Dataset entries
BEGIN

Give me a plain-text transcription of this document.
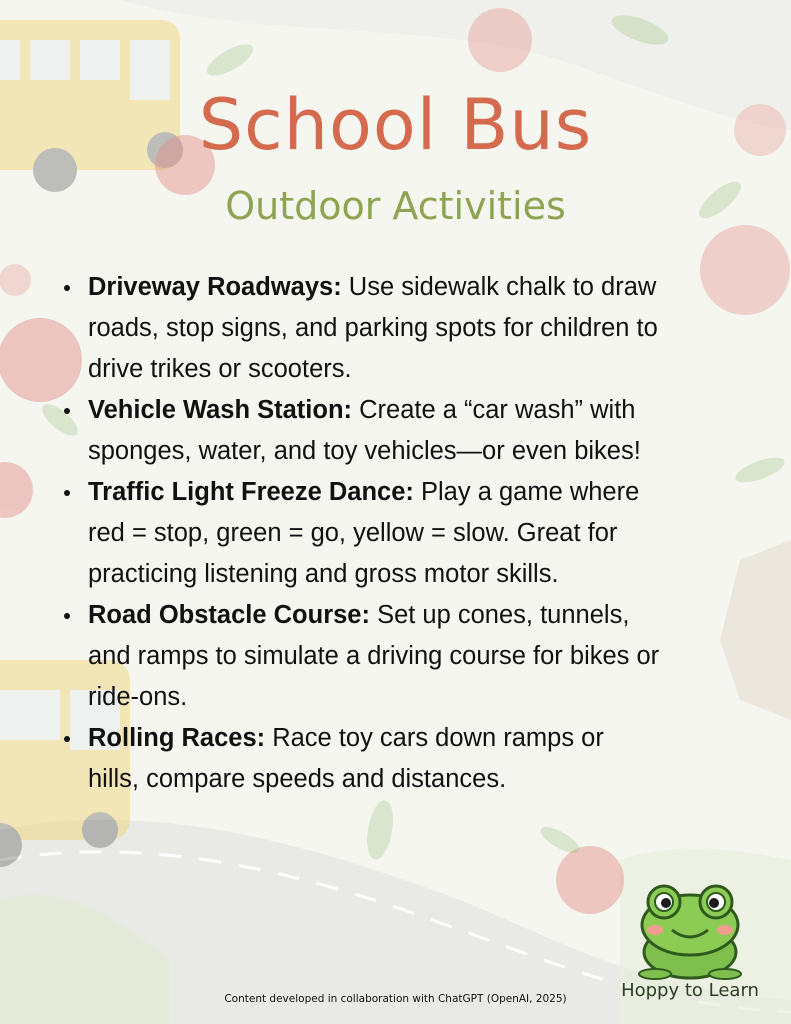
School Bus
Outdoor Activities
Driveway Roadways: Use sidewalk chalk to draw
roads, stop signs, and parking spots for children to
drive trikes or scooters.
Vehicle Wash Station: Create a “car wash” with
sponges, water, and toy vehicles—or even bikes!
Traffic Light Freeze Dance: Play a game where
red = stop, green = go, yellow = slow. Great for
practicing listening and gross motor skills.
Road Obstacle Course: Set up cones, tunnels,
and ramps to simulate a driving course for bikes or
ride-ons.
Rolling Races: Race toy cars down ramps or
hills, compare speeds and distances.
Content developed in collaboration with ChatGPT (OpenAI, 2025)	Hoppy to Learn
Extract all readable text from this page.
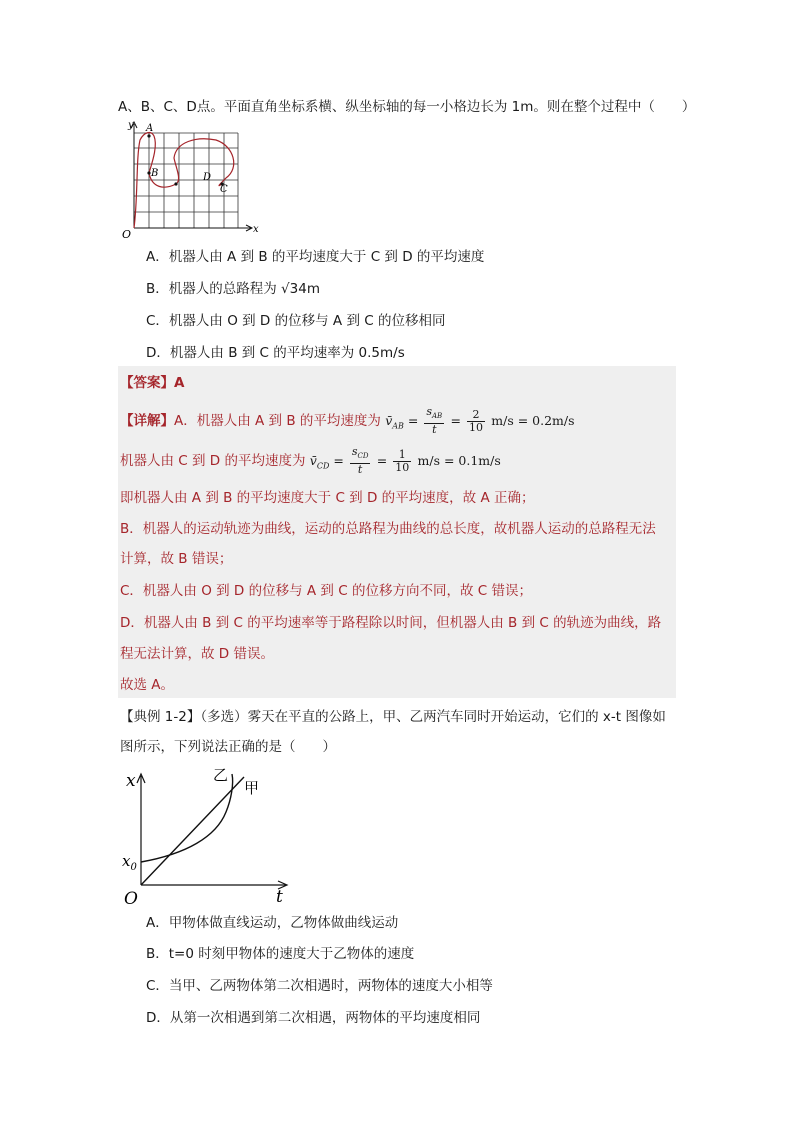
A、B、C、D点。平面直角坐标系横、纵坐标轴的每一小格边长为 1m。则在整个过程中（　　）
y
x
O
A
B	D
C
A．机器人由 A 到 B 的平均速度大于 C 到 D 的平均速度
B．机器人的总路程为 √34m
C．机器人由 O 到 D 的位移与 A 到 C 的位移相同
D．机器人由 B 到 C 的平均速率为 0.5m/s
【答案】A
【详解】A．机器人由 A 到 B 的平均速度为 $v̄_{AB} = \frac{s_{AB}}{t} = \frac{2}{10} m/s = 0.2m/s$
机器人由 C 到 D 的平均速度为 $v̄_{CD} = \frac{s_{CD}}{t} = \frac{1}{10} m/s = 0.1m/s$
即机器人由 A 到 B 的平均速度大于 C 到 D 的平均速度，故 A 正确；
B．机器人的运动轨迹为曲线，运动的总路程为曲线的总长度，故机器人运动的总路程无法
计算，故 B 错误；
C．机器人由 O 到 D 的位移与 A 到 C 的位移方向不同，故 C 错误；
D．机器人由 B 到 C 的平均速率等于路程除以时间，但机器人由 B 到 C 的轨迹为曲线，路
程无法计算，故 D 错误。
故选 A。
【典例 1-2】（多选）雾天在平直的公路上，甲、乙两汽车同时开始运动，它们的 x-t 图像如
图所示，下列说法正确的是（　　）
x
t
O
$x_0$
乙
甲
A．甲物体做直线运动，乙物体做曲线运动
B．t=0 时刻甲物体的速度大于乙物体的速度
C．当甲、乙两物体第二次相遇时，两物体的速度大小相等
D．从第一次相遇到第二次相遇，两物体的平均速度相同
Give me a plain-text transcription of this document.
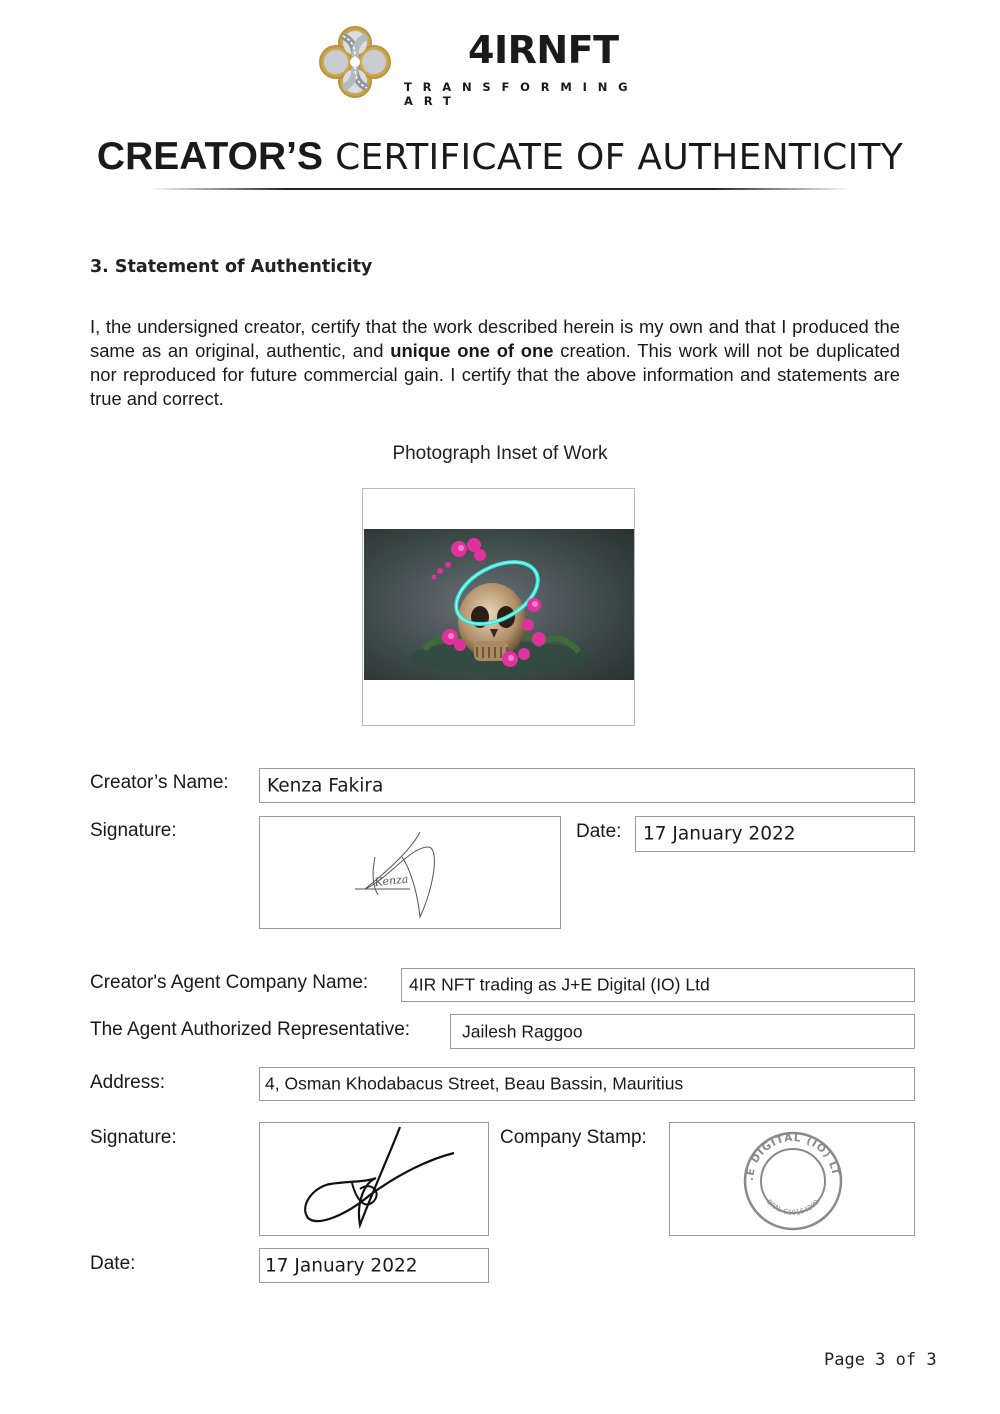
4IRNFT
TRANSFORMING ART
CREATOR’S CERTIFICATE OF AUTHENTICITY
3. Statement of Authenticity
I, the undersigned creator, certify that the work described herein is my own and that I produced the same as an original, authentic, and unique one of one creation. This work will not be duplicated nor reproduced for future commercial gain. I certify that the above information and statements are true and correct.
Photograph Inset of Work
Creator’s Name: Kenza Fakira
Signature:
Kenza
Date: 17 January 2022
Creator's Agent Company Name: 4IR NFT trading as J+E Digital (IO) Ltd
The Agent Authorized Representative:	Jailesh Raggoo
Address:	4, Osman Khodabacus Street, Beau Bassin, Mauritius
Signature:	Company Stamp:
.E DIGITAL (IO) LT
BRN: C19164809
Date:	17 January 2022
Page 3 of 3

END

* _Given request_:
Print out the material word for word, omitting the pictures.

* _Expected output_:
Give me a plain-text transcription of this document.
School Bus
Outdoor Activities
Driveway Roadways: Use sidewalk chalk to draw
roads, stop signs, and parking spots for children to
drive trikes or scooters.
Vehicle Wash Station: Create a “car wash” with
sponges, water, and toy vehicles—or even bikes!
Traffic Light Freeze Dance: Play a game where
red = stop, green = go, yellow = slow. Great for
practicing listening and gross motor skills.
Road Obstacle Course: Set up cones, tunnels,
and ramps to simulate a driving course for bikes or
ride-ons.
Rolling Races: Race toy cars down ramps or
hills, compare speeds and distances.
Content developed in collaboration with ChatGPT (OpenAI, 2025)	Hoppy to Learn
Extract all readable text from this page.
A、B、C、D点。平面直角坐标系横、纵坐标轴的每一小格边长为 1m。则在整个过程中（　　）
y
x
O
A
B	D
C
A．机器人由 A 到 B 的平均速度大于 C 到 D 的平均速度
B．机器人的总路程为 √34m
C．机器人由 O 到 D 的位移与 A 到 C 的位移相同
D．机器人由 B 到 C 的平均速率为 0.5m/s
【答案】A
【详解】A．机器人由 A 到 B 的平均速度为 $v̄_{AB} = \frac{s_{AB}}{t} = \frac{2}{10} m/s = 0.2m/s$
机器人由 C 到 D 的平均速度为 $v̄_{CD} = \frac{s_{CD}}{t} = \frac{1}{10} m/s = 0.1m/s$
即机器人由 A 到 B 的平均速度大于 C 到 D 的平均速度，故 A 正确；
B．机器人的运动轨迹为曲线，运动的总路程为曲线的总长度，故机器人运动的总路程无法
计算，故 B 错误；
C．机器人由 O 到 D 的位移与 A 到 C 的位移方向不同，故 C 错误；
D．机器人由 B 到 C 的平均速率等于路程除以时间，但机器人由 B 到 C 的轨迹为曲线，路
程无法计算，故 D 错误。
故选 A。
【典例 1-2】（多选）雾天在平直的公路上，甲、乙两汽车同时开始运动，它们的 x-t 图像如
图所示，下列说法正确的是（　　）
x
t
O
$x_0$
乙
甲
A．甲物体做直线运动，乙物体做曲线运动
B．t=0 时刻甲物体的速度大于乙物体的速度
C．当甲、乙两物体第二次相遇时，两物体的速度大小相等
D．从第一次相遇到第二次相遇，两物体的平均速度相同
Give me a plain-text transcription of this document.
4IRNFT
TRANSFORMING ART
CREATOR’S CERTIFICATE OF AUTHENTICITY
3. Statement of Authenticity
I, the undersigned creator, certify that the work described herein is my own and that I produced the same as an original, authentic, and unique one of one creation. This work will not be duplicated nor reproduced for future commercial gain. I certify that the above information and statements are true and correct.
Photograph Inset of Work
Creator’s Name: Kenza Fakira
Signature:
Kenza
Date: 17 January 2022
Creator's Agent Company Name: 4IR NFT trading as J+E Digital (IO) Ltd
The Agent Authorized Representative:	Jailesh Raggoo
Address:	4, Osman Khodabacus Street, Beau Bassin, Mauritius
Signature:	Company Stamp:
.E DIGITAL (IO) LT
BRN: C19164809
Date:	17 January 2022
Page 3 of 3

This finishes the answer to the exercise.